- _GOAL OF THE EXERCISE_
Reproduce the listing below without changes, except that pictures are left out.

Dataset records
________________

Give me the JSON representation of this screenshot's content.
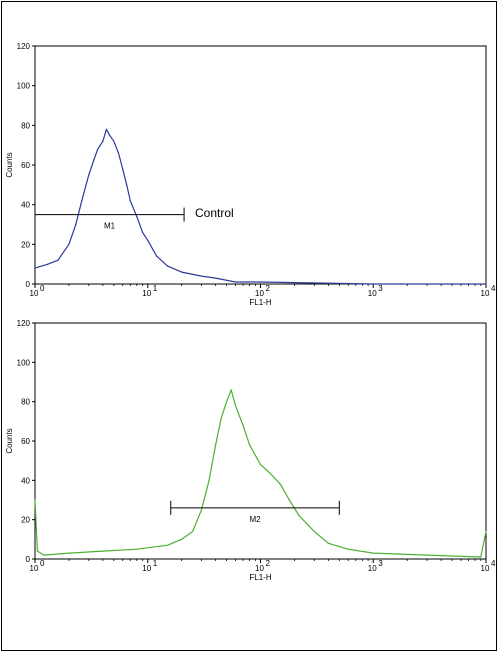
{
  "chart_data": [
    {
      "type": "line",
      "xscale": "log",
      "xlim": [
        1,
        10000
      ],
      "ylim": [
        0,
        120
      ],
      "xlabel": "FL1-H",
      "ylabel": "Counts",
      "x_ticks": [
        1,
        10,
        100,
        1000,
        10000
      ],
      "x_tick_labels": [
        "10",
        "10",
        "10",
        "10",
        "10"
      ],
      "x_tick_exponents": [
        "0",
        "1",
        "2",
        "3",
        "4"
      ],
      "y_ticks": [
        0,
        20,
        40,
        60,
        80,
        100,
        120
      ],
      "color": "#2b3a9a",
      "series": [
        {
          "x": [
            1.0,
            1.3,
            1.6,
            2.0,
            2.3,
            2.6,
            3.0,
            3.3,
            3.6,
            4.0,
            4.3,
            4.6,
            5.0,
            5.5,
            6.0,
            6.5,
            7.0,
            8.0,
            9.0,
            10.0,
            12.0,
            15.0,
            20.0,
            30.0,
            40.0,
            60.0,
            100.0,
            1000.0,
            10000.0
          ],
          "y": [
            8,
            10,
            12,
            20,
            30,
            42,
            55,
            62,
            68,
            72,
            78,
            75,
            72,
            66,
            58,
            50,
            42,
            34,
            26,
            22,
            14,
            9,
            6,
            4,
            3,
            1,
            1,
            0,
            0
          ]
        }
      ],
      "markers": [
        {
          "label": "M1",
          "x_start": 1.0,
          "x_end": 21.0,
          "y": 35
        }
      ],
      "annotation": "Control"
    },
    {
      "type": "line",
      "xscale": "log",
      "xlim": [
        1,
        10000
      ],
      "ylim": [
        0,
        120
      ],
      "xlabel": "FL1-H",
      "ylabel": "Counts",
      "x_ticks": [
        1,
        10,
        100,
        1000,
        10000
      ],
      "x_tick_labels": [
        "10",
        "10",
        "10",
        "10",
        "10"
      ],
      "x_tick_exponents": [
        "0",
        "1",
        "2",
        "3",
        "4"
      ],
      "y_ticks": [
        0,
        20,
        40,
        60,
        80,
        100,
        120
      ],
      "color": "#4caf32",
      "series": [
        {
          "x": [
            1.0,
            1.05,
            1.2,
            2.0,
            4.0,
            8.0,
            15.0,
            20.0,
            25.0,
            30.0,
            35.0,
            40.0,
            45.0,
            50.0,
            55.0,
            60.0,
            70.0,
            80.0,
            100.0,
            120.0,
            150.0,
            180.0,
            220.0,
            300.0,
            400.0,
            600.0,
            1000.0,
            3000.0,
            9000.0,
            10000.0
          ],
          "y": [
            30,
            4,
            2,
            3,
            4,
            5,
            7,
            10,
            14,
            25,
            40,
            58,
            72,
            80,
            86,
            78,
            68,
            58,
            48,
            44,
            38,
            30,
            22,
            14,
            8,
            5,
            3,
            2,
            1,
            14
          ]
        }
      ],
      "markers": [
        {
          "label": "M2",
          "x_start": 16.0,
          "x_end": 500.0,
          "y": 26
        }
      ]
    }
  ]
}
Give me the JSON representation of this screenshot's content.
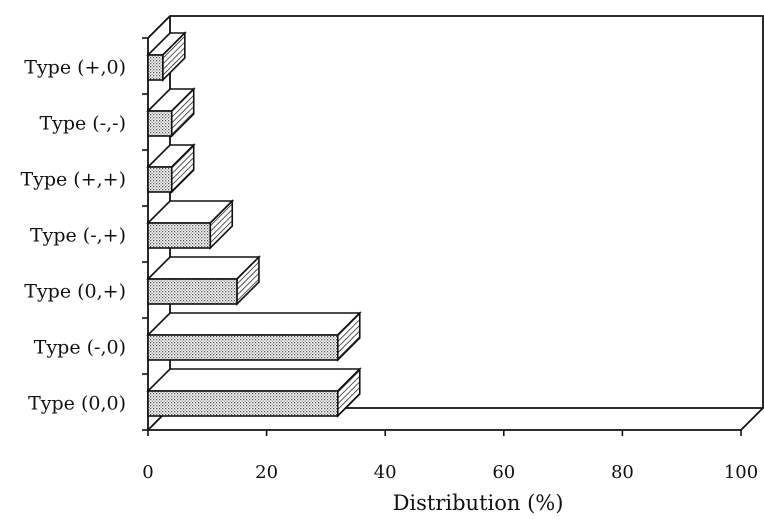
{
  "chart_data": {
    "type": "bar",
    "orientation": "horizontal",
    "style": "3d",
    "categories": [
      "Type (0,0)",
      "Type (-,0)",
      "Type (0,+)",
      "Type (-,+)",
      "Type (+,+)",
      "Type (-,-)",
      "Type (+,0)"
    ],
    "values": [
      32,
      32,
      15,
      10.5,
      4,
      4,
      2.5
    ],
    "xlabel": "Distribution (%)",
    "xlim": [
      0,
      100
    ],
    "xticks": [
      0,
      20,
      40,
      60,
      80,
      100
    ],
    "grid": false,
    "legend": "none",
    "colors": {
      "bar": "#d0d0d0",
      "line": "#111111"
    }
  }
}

________________

- _SOLUTION FOR THIS EXERCISE_
Give me the JSON representation of this screenshot's content.
{
  "chart_data": [
    {
      "type": "line",
      "xscale": "log",
      "xlim": [
        1,
        10000
      ],
      "ylim": [
        0,
        120
      ],
      "xlabel": "FL1-H",
      "ylabel": "Counts",
      "x_ticks": [
        1,
        10,
        100,
        1000,
        10000
      ],
      "x_tick_labels": [
        "10",
        "10",
        "10",
        "10",
        "10"
      ],
      "x_tick_exponents": [
        "0",
        "1",
        "2",
        "3",
        "4"
      ],
      "y_ticks": [
        0,
        20,
        40,
        60,
        80,
        100,
        120
      ],
      "color": "#2b3a9a",
      "series": [
        {
          "x": [
            1.0,
            1.3,
            1.6,
            2.0,
            2.3,
            2.6,
            3.0,
            3.3,
            3.6,
            4.0,
            4.3,
            4.6,
            5.0,
            5.5,
            6.0,
            6.5,
            7.0,
            8.0,
            9.0,
            10.0,
            12.0,
            15.0,
            20.0,
            30.0,
            40.0,
            60.0,
            100.0,
            1000.0,
            10000.0
          ],
          "y": [
            8,
            10,
            12,
            20,
            30,
            42,
            55,
            62,
            68,
            72,
            78,
            75,
            72,
            66,
            58,
            50,
            42,
            34,
            26,
            22,
            14,
            9,
            6,
            4,
            3,
            1,
            1,
            0,
            0
          ]
        }
      ],
      "markers": [
        {
          "label": "M1",
          "x_start": 1.0,
          "x_end": 21.0,
          "y": 35
        }
      ],
      "annotation": "Control"
    },
    {
      "type": "line",
      "xscale": "log",
      "xlim": [
        1,
        10000
      ],
      "ylim": [
        0,
        120
      ],
      "xlabel": "FL1-H",
      "ylabel": "Counts",
      "x_ticks": [
        1,
        10,
        100,
        1000,
        10000
      ],
      "x_tick_labels": [
        "10",
        "10",
        "10",
        "10",
        "10"
      ],
      "x_tick_exponents": [
        "0",
        "1",
        "2",
        "3",
        "4"
      ],
      "y_ticks": [
        0,
        20,
        40,
        60,
        80,
        100,
        120
      ],
      "color": "#4caf32",
      "series": [
        {
          "x": [
            1.0,
            1.05,
            1.2,
            2.0,
            4.0,
            8.0,
            15.0,
            20.0,
            25.0,
            30.0,
            35.0,
            40.0,
            45.0,
            50.0,
            55.0,
            60.0,
            70.0,
            80.0,
            100.0,
            120.0,
            150.0,
            180.0,
            220.0,
            300.0,
            400.0,
            600.0,
            1000.0,
            3000.0,
            9000.0,
            10000.0
          ],
          "y": [
            30,
            4,
            2,
            3,
            4,
            5,
            7,
            10,
            14,
            25,
            40,
            58,
            72,
            80,
            86,
            78,
            68,
            58,
            48,
            44,
            38,
            30,
            22,
            14,
            8,
            5,
            3,
            2,
            1,
            14
          ]
        }
      ],
      "markers": [
        {
          "label": "M2",
          "x_start": 16.0,
          "x_end": 500.0,
          "y": 26
        }
      ]
    }
  ]
}
Give me the JSON representation of this screenshot's content.
{
  "chart_data": {
    "type": "bar",
    "orientation": "horizontal",
    "style": "3d",
    "categories": [
      "Type (0,0)",
      "Type (-,0)",
      "Type (0,+)",
      "Type (-,+)",
      "Type (+,+)",
      "Type (-,-)",
      "Type (+,0)"
    ],
    "values": [
      32,
      32,
      15,
      10.5,
      4,
      4,
      2.5
    ],
    "xlabel": "Distribution (%)",
    "xlim": [
      0,
      100
    ],
    "xticks": [
      0,
      20,
      40,
      60,
      80,
      100
    ],
    "grid": false,
    "legend": "none",
    "colors": {
      "bar": "#d0d0d0",
      "line": "#111111"
    }
  }
}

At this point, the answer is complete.